◆ DIRECTION
Report the count of lines containing the word "Average" in the entries below, and nothing more.

▬▬▬

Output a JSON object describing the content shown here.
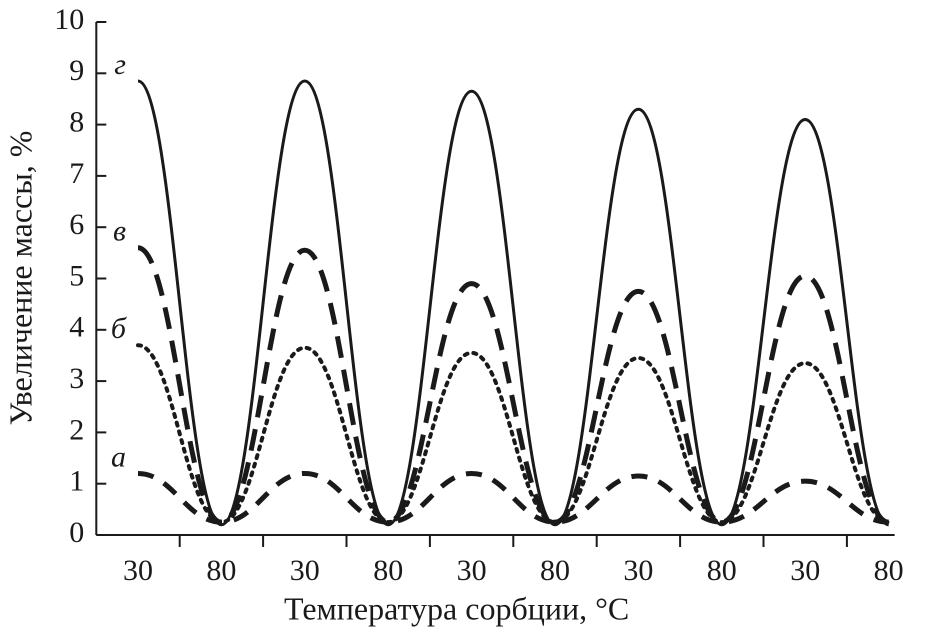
{
  "chart_data": {
    "type": "line",
    "x_label": "Температура сорбции, °C",
    "y_label": "Увеличение массы, %",
    "categories": [
      "30",
      "80",
      "30",
      "80",
      "30",
      "80",
      "30",
      "80",
      "30",
      "80"
    ],
    "ylim": [
      0,
      10
    ],
    "yticks": [
      0,
      1,
      2,
      3,
      4,
      5,
      6,
      7,
      8,
      9,
      10
    ],
    "series": [
      {
        "name": "г",
        "color": "#1a1a1a",
        "dash": "solid",
        "values": [
          8.85,
          0.2,
          8.85,
          0.2,
          8.65,
          0.2,
          8.3,
          0.2,
          8.1,
          0.2
        ]
      },
      {
        "name": "в",
        "color": "#1a1a1a",
        "dash": "dashed",
        "values": [
          5.6,
          0.25,
          5.55,
          0.25,
          4.9,
          0.25,
          4.75,
          0.25,
          5.05,
          0.25
        ]
      },
      {
        "name": "б",
        "color": "#1a1a1a",
        "dash": "dotted",
        "values": [
          3.7,
          0.25,
          3.65,
          0.25,
          3.55,
          0.25,
          3.45,
          0.25,
          3.35,
          0.25
        ]
      },
      {
        "name": "а",
        "color": "#1a1a1a",
        "dash": "dashed-short",
        "values": [
          1.2,
          0.25,
          1.2,
          0.25,
          1.2,
          0.25,
          1.15,
          0.25,
          1.05,
          0.25
        ]
      }
    ]
  }
}
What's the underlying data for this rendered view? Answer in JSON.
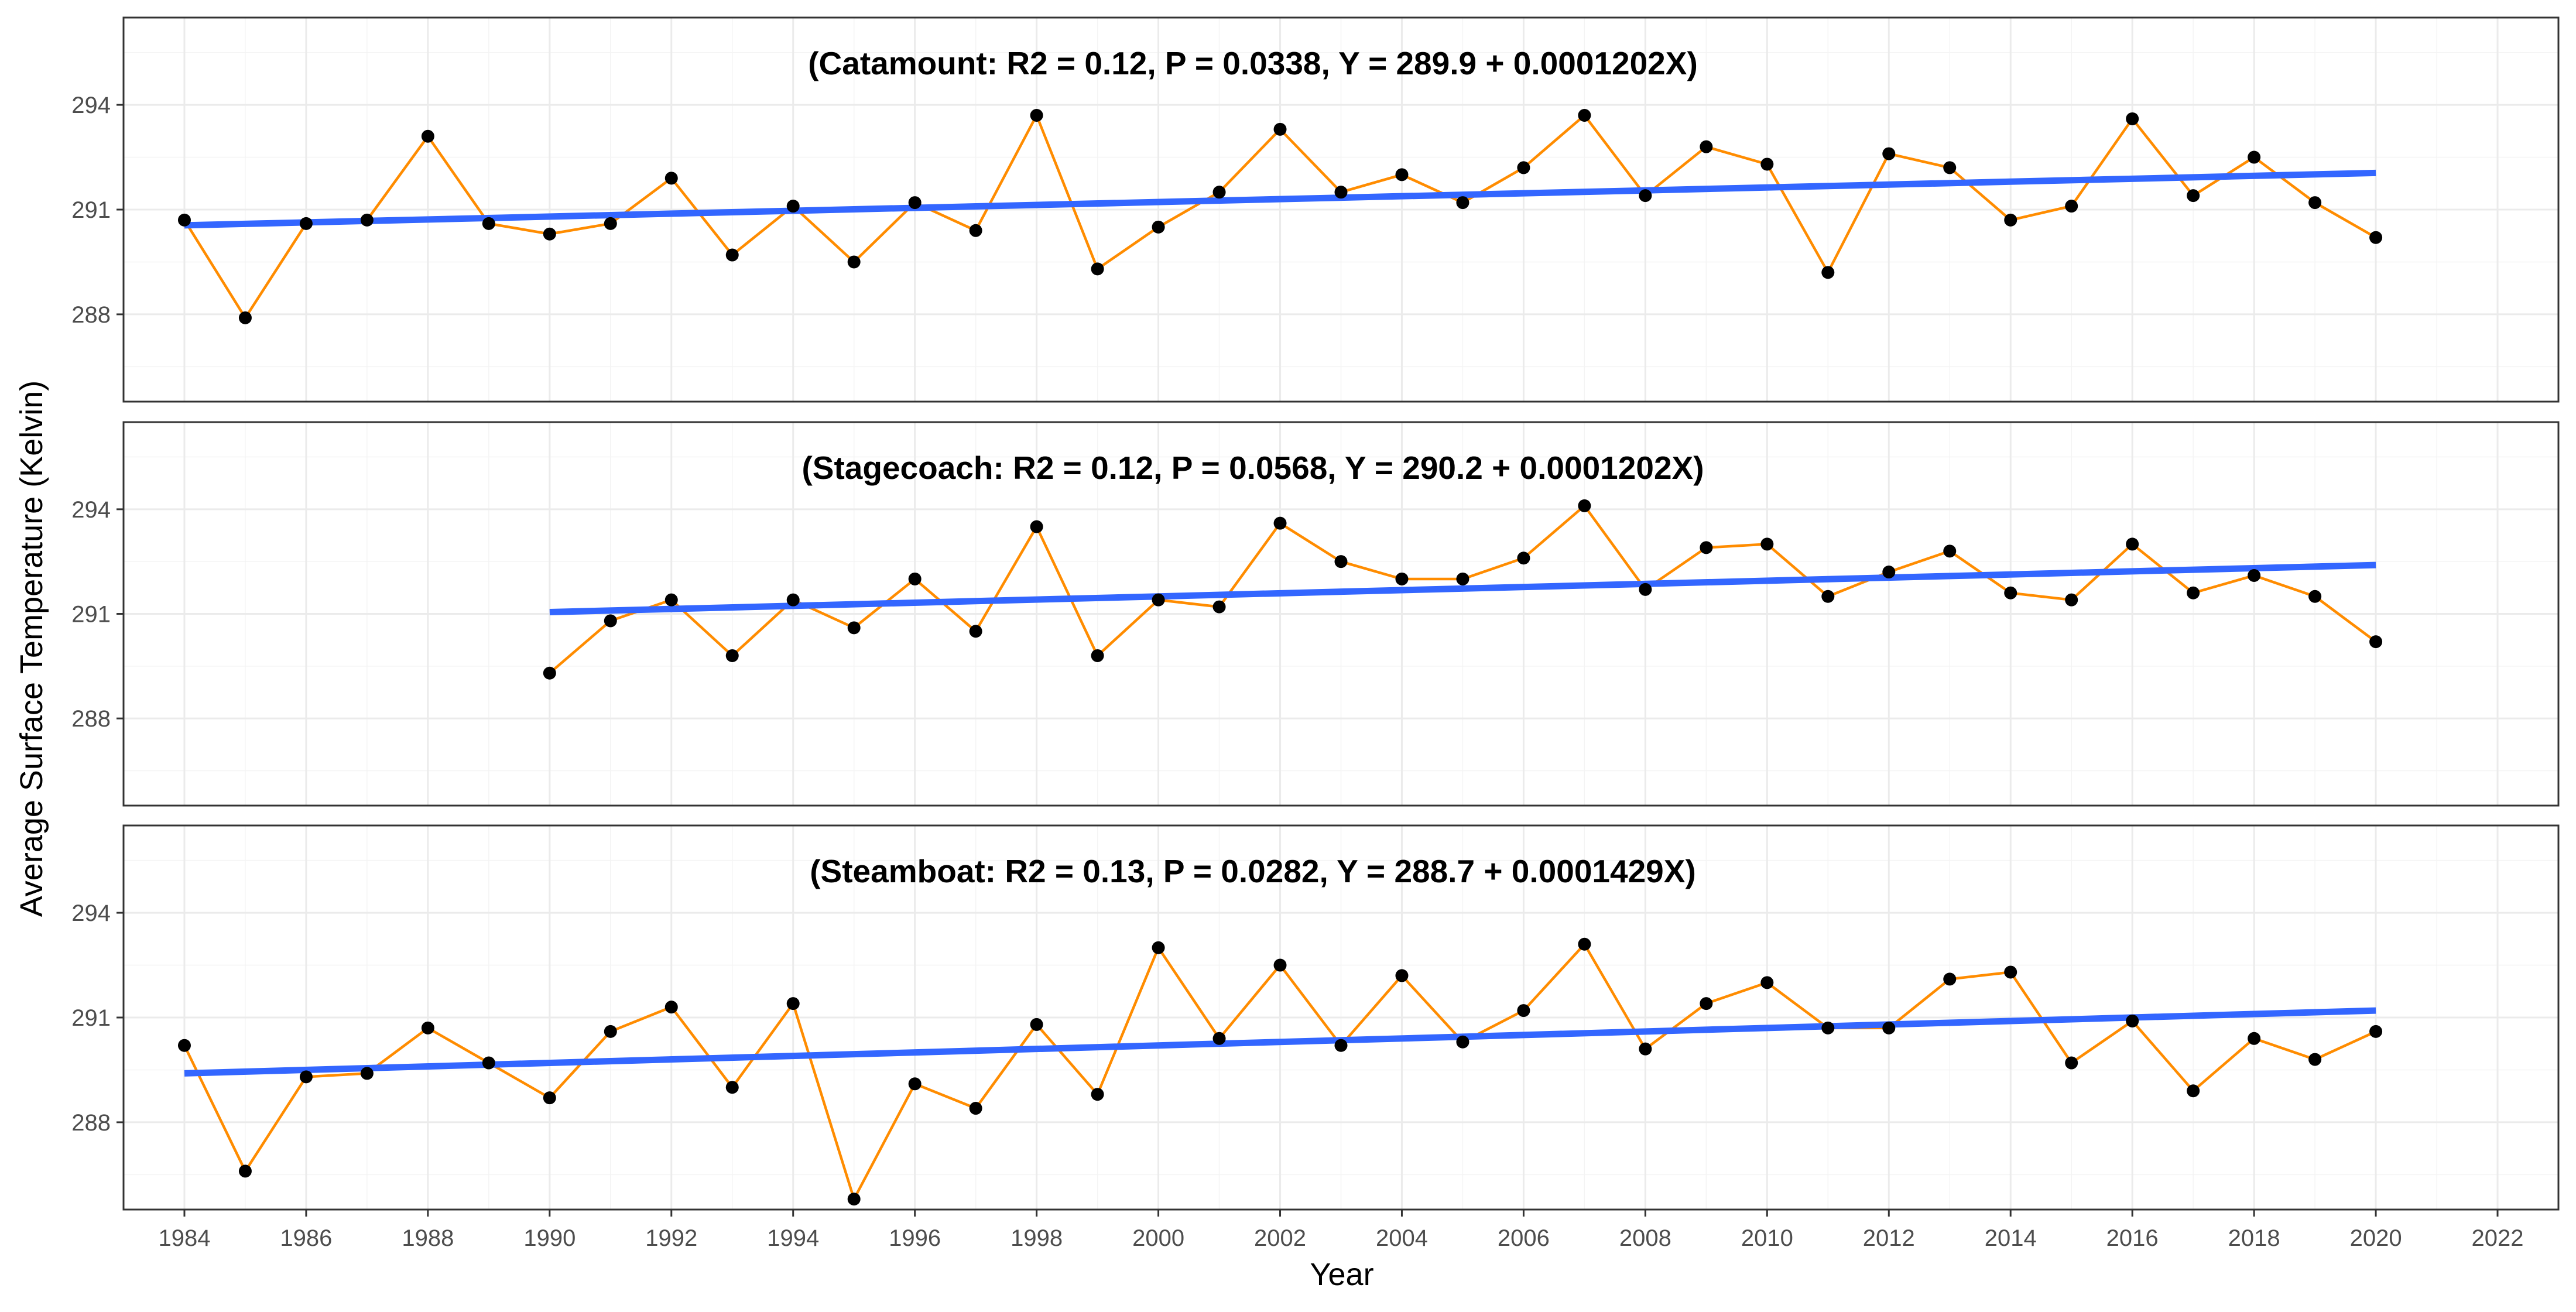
{
  "chart_data": {
    "type": "line",
    "xlabel": "Year",
    "ylabel": "Average Surface Temperature (Kelvin)",
    "xlim": [
      1983,
      2023
    ],
    "x_ticks": [
      1984,
      1986,
      1988,
      1990,
      1992,
      1994,
      1996,
      1998,
      2000,
      2002,
      2004,
      2006,
      2008,
      2010,
      2012,
      2014,
      2016,
      2018,
      2020,
      2022
    ],
    "ylim": [
      285.5,
      296.5
    ],
    "y_ticks": [
      288,
      291,
      294
    ],
    "grid": true,
    "colors": {
      "series": "#ff8c00",
      "points": "#000000",
      "trend": "#3366ff"
    },
    "panels": [
      {
        "title": "(Catamount: R2 = 0.12, P = 0.0338, Y = 289.9 + 0.0001202X)",
        "x": [
          1984,
          1985,
          1986,
          1987,
          1988,
          1989,
          1990,
          1991,
          1992,
          1993,
          1994,
          1995,
          1996,
          1997,
          1998,
          1999,
          2000,
          2001,
          2002,
          2003,
          2004,
          2005,
          2006,
          2007,
          2008,
          2009,
          2010,
          2011,
          2012,
          2013,
          2014,
          2015,
          2016,
          2017,
          2018,
          2019,
          2020
        ],
        "y": [
          290.7,
          287.9,
          290.6,
          290.7,
          293.1,
          290.6,
          290.3,
          290.6,
          291.9,
          289.7,
          291.1,
          289.5,
          291.2,
          290.4,
          293.7,
          289.3,
          290.5,
          291.5,
          293.3,
          291.5,
          292.0,
          291.2,
          292.2,
          293.7,
          291.4,
          292.8,
          292.3,
          289.2,
          292.6,
          292.2,
          290.7,
          291.1,
          293.6,
          291.4,
          292.5,
          291.2,
          290.2
        ],
        "trend": {
          "x": [
            1984,
            2020
          ],
          "y": [
            290.55,
            292.05
          ]
        }
      },
      {
        "title": "(Stagecoach: R2 = 0.12, P = 0.0568, Y = 290.2 + 0.0001202X)",
        "x": [
          1990,
          1991,
          1992,
          1993,
          1994,
          1995,
          1996,
          1997,
          1998,
          1999,
          2000,
          2001,
          2002,
          2003,
          2004,
          2005,
          2006,
          2007,
          2008,
          2009,
          2010,
          2011,
          2012,
          2013,
          2014,
          2015,
          2016,
          2017,
          2018,
          2019,
          2020
        ],
        "y": [
          289.3,
          290.8,
          291.4,
          289.8,
          291.4,
          290.6,
          292.0,
          290.5,
          293.5,
          289.8,
          291.4,
          291.2,
          293.6,
          292.5,
          292.0,
          292.0,
          292.6,
          294.1,
          291.7,
          292.9,
          293.0,
          291.5,
          292.2,
          292.8,
          291.6,
          291.4,
          293.0,
          291.6,
          292.1,
          291.5,
          290.2
        ],
        "trend": {
          "x": [
            1990,
            2020
          ],
          "y": [
            291.05,
            292.4
          ]
        }
      },
      {
        "title": "(Steamboat: R2 = 0.13, P = 0.0282, Y = 288.7 + 0.0001429X)",
        "x": [
          1984,
          1985,
          1986,
          1987,
          1988,
          1989,
          1990,
          1991,
          1992,
          1993,
          1994,
          1995,
          1996,
          1997,
          1998,
          1999,
          2000,
          2001,
          2002,
          2003,
          2004,
          2005,
          2006,
          2007,
          2008,
          2009,
          2010,
          2011,
          2012,
          2013,
          2014,
          2015,
          2016,
          2017,
          2018,
          2019,
          2020
        ],
        "y": [
          290.2,
          286.6,
          289.3,
          289.4,
          290.7,
          289.7,
          288.7,
          290.6,
          291.3,
          289.0,
          291.4,
          285.8,
          289.1,
          288.4,
          290.8,
          288.8,
          293.0,
          290.4,
          292.5,
          290.2,
          292.2,
          290.3,
          291.2,
          293.1,
          290.1,
          291.4,
          292.0,
          290.7,
          290.7,
          292.1,
          292.3,
          289.7,
          290.9,
          288.9,
          290.4,
          289.8,
          290.6
        ],
        "trend": {
          "x": [
            1984,
            2020
          ],
          "y": [
            289.4,
            291.2
          ]
        }
      }
    ]
  }
}
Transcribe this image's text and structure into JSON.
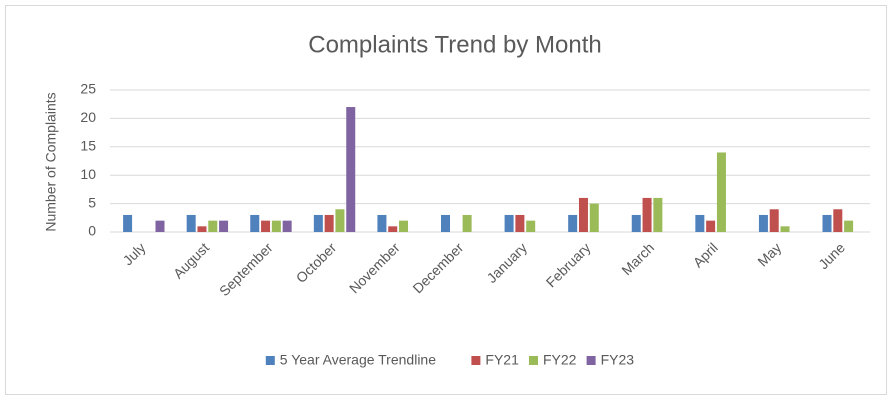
{
  "chart_data": {
    "type": "bar",
    "title": "Complaints Trend by Month",
    "y_label": "Number of Complaints",
    "categories": [
      "July",
      "August",
      "September",
      "October",
      "November",
      "December",
      "January",
      "February",
      "March",
      "April",
      "May",
      "June"
    ],
    "series": [
      {
        "name": "5 Year Average Trendline",
        "color": "#4f81bd",
        "values": [
          3,
          3,
          3,
          3,
          3,
          3,
          3,
          3,
          3,
          3,
          3,
          3
        ]
      },
      {
        "name": "FY21",
        "color": "#c0504d",
        "values": [
          0,
          1,
          2,
          3,
          1,
          0,
          3,
          6,
          6,
          2,
          4,
          4
        ]
      },
      {
        "name": "FY22",
        "color": "#9bbb59",
        "values": [
          0,
          2,
          2,
          4,
          2,
          3,
          2,
          5,
          6,
          14,
          1,
          2
        ]
      },
      {
        "name": "FY23",
        "color": "#8064a2",
        "values": [
          2,
          2,
          2,
          22,
          null,
          null,
          null,
          null,
          null,
          null,
          null,
          null
        ]
      }
    ],
    "ylim": [
      0,
      25
    ],
    "yticks": [
      0,
      5,
      10,
      15,
      20,
      25
    ],
    "grid": true,
    "legend": "bottom"
  }
}
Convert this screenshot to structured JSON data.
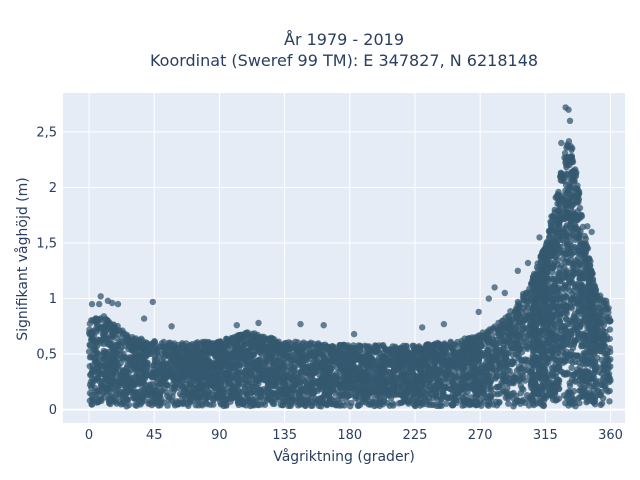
{
  "chart_data": {
    "type": "scatter",
    "title_line1": "År 1979 - 2019",
    "title_line2": "Koordinat (Sweref 99 TM): E 347827, N 6218148",
    "xlabel": "Vågriktning (grader)",
    "ylabel": "Signifikant våghöjd (m)",
    "xlim": [
      -18,
      370
    ],
    "ylim": [
      -0.12,
      2.85
    ],
    "x_ticks": [
      0,
      45,
      90,
      135,
      180,
      225,
      270,
      315,
      360
    ],
    "x_tick_labels": [
      "0",
      "45",
      "90",
      "135",
      "180",
      "225",
      "270",
      "315",
      "360"
    ],
    "y_ticks": [
      0,
      0.5,
      1,
      1.5,
      2,
      2.5
    ],
    "y_tick_labels": [
      "0",
      "0,5",
      "1",
      "1,5",
      "2",
      "2,5"
    ],
    "grid": true,
    "colors": {
      "marker": "#34586f",
      "plot_bg": "#e5ecf6",
      "grid": "#ffffff"
    },
    "x_range": [
      0,
      360
    ],
    "envelope": {
      "x": [
        0,
        10,
        20,
        30,
        45,
        60,
        90,
        110,
        135,
        180,
        225,
        250,
        270,
        285,
        295,
        305,
        315,
        322,
        328,
        332,
        336,
        342,
        350,
        360
      ],
      "upper": [
        0.8,
        0.85,
        0.75,
        0.65,
        0.62,
        0.6,
        0.62,
        0.7,
        0.62,
        0.58,
        0.58,
        0.62,
        0.68,
        0.8,
        0.95,
        1.15,
        1.5,
        1.9,
        2.3,
        2.45,
        2.2,
        1.6,
        1.1,
        0.9
      ],
      "lower": [
        0.04,
        0.03,
        0.03,
        0.03,
        0.03,
        0.03,
        0.03,
        0.03,
        0.03,
        0.03,
        0.03,
        0.03,
        0.03,
        0.03,
        0.03,
        0.03,
        0.03,
        0.03,
        0.03,
        0.03,
        0.03,
        0.03,
        0.03,
        0.04
      ]
    },
    "outliers": [
      {
        "x": 2,
        "y": 0.95
      },
      {
        "x": 7,
        "y": 0.95
      },
      {
        "x": 8,
        "y": 1.02
      },
      {
        "x": 13,
        "y": 0.98
      },
      {
        "x": 16,
        "y": 0.96
      },
      {
        "x": 20,
        "y": 0.95
      },
      {
        "x": 44,
        "y": 0.97
      },
      {
        "x": 38,
        "y": 0.82
      },
      {
        "x": 57,
        "y": 0.75
      },
      {
        "x": 102,
        "y": 0.76
      },
      {
        "x": 117,
        "y": 0.78
      },
      {
        "x": 146,
        "y": 0.77
      },
      {
        "x": 162,
        "y": 0.76
      },
      {
        "x": 183,
        "y": 0.68
      },
      {
        "x": 230,
        "y": 0.74
      },
      {
        "x": 245,
        "y": 0.77
      },
      {
        "x": 269,
        "y": 0.88
      },
      {
        "x": 276,
        "y": 1.0
      },
      {
        "x": 280,
        "y": 1.1
      },
      {
        "x": 287,
        "y": 1.05
      },
      {
        "x": 296,
        "y": 1.25
      },
      {
        "x": 303,
        "y": 1.32
      },
      {
        "x": 311,
        "y": 1.55
      },
      {
        "x": 329,
        "y": 2.72
      },
      {
        "x": 331,
        "y": 2.7
      },
      {
        "x": 332,
        "y": 2.6
      },
      {
        "x": 326,
        "y": 2.4
      },
      {
        "x": 344,
        "y": 1.65
      },
      {
        "x": 347,
        "y": 1.6
      },
      {
        "x": 336,
        "y": 2.1
      },
      {
        "x": 353,
        "y": 1.0
      },
      {
        "x": 357,
        "y": 0.98
      }
    ],
    "marker_opacity": 0.75
  }
}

▬▬▬

◆ WRITTEN ANSWER
2